Lastly, just because it's so important for pulling...make sure you do a slight turn before your cast when running/casting/running on pulls to tell the server you've stopped and make sure your cast gets off. (I often spin around as i use first person and the spin allows me to often do one full scan of the area while making sure the spell isn't interrupted from sliding to a stop).
Frekkels

A quick Shaman pulling tip.

If you are pulling from one room to another, and you can see (I.E. target) the mob you want to pull near the other room's doorway but are barred from casting w/o entering the room proper due to Line of Sight issues (frequent occurrence in LDoN dungeon hallways/doorways), simply use /pet attack and then spam /pet back off.

This will have an unslowed mob on dogdog briefly, but it is much better than aggroing the whole room because you couldn't get LoS on a mob near the door and stuck your snout too far inside trying to cast Malos, Turgur's, or Root.

***************

Junkilo

Here's a couple more tips as well.

*If you are in a big pull dungeon such as takish (average pull is 3 mobs), then go ahead and root one in a room and slow the adds.

*In dungeons that dont have visibility challenges (such as the brown haze in tak) you can use your vision spells to scout pulls, approach angles for aggro pulling etc.

*You can also pull from max distance through a open door, and root the mob before it gets to you with a fast casting root.

*Tasks to complete*:
A - Answer these questions about the shaman pulling tips:
(i) According to the tips, what does a slight turn before casting tell the server?
(ii) What is the average pull in takish?
(iii) What visibility challenge does the text mention for tak?
B - Please extract the passage of the shaman pulling tips between "Lastly, just because" and "Shaman pulling tip.", inclusive.
The data further on has no connection to the shaman pulling tips.

*Excerpted records*:
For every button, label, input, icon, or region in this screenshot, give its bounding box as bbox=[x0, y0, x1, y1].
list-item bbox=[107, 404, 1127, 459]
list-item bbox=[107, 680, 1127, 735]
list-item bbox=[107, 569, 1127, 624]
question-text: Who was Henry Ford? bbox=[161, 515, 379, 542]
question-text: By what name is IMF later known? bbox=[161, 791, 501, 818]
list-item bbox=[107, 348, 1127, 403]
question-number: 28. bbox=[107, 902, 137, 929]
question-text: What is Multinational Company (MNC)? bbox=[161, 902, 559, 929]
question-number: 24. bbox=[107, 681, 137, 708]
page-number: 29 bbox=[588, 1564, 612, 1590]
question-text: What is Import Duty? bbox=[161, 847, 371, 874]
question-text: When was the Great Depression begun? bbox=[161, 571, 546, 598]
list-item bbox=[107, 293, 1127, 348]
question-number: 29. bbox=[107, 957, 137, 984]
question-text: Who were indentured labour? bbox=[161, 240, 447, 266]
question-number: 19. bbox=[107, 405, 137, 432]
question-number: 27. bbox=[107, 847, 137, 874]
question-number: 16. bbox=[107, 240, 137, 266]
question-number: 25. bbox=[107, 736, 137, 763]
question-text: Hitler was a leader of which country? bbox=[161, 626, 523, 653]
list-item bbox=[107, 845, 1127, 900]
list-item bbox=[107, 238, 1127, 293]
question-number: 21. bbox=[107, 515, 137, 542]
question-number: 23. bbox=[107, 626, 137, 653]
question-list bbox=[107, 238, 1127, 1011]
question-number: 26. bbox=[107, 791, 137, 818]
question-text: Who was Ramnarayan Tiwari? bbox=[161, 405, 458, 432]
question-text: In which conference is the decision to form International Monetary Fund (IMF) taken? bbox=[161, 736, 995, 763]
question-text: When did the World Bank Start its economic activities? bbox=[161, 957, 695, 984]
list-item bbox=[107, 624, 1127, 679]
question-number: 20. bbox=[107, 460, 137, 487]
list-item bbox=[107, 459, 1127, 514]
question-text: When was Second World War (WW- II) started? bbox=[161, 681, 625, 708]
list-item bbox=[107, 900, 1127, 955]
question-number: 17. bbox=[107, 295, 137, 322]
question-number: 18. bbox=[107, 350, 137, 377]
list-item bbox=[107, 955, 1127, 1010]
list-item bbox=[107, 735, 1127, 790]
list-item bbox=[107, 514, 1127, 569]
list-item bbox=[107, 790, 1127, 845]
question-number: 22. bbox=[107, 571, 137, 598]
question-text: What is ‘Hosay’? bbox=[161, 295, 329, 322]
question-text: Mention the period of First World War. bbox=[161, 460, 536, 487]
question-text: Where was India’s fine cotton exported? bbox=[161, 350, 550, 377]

==

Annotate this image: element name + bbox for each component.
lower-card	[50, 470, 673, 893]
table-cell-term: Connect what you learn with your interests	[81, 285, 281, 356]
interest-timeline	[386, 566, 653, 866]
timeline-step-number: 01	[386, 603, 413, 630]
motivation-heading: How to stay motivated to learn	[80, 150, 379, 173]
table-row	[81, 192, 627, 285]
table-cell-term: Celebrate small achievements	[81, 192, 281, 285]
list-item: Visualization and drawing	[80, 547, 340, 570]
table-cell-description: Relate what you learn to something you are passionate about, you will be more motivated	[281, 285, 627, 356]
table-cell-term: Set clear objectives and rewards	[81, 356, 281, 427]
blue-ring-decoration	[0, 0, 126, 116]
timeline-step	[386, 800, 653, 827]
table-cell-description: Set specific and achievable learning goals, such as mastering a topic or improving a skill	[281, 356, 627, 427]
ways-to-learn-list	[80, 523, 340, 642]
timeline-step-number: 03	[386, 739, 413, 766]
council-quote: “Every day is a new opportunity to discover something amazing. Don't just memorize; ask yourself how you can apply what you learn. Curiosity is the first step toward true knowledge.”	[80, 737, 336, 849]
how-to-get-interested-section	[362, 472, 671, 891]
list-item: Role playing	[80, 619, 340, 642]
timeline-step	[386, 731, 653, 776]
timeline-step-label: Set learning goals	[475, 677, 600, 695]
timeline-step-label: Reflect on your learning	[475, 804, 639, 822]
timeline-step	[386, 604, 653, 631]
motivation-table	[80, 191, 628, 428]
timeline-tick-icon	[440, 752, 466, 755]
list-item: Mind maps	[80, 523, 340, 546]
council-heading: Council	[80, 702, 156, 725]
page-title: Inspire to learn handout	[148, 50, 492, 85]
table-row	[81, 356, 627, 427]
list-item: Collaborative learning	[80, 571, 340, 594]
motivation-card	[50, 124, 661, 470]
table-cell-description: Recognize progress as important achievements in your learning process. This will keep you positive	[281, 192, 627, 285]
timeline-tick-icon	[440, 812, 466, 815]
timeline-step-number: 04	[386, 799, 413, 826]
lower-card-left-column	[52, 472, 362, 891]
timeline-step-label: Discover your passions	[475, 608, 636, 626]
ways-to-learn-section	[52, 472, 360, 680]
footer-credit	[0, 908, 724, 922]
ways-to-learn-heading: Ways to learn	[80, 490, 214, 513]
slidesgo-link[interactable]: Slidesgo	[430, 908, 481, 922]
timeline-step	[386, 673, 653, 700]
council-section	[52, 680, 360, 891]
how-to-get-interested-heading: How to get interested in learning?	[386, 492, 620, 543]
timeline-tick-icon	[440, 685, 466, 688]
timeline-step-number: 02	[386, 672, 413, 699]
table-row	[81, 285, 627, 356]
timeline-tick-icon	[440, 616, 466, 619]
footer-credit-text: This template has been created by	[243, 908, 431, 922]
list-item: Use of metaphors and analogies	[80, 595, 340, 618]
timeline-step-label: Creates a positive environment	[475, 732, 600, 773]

*Solutions*:
A -
(i) That you've stopped.
(ii) 3 mobs.
(iii) The brown haze.

B -
Lastly, just because it's so important for pulling...make sure you do a slight turn before your cast when running/casting/running on pulls to tell the server you've stopped and make sure your cast gets off. (I often spin around as i use first person and the spin allows me to often do one full scan of the area while making sure the spell isn't interrupted from sliding to a stop).
Frekkels

A quick Shaman pulling tip.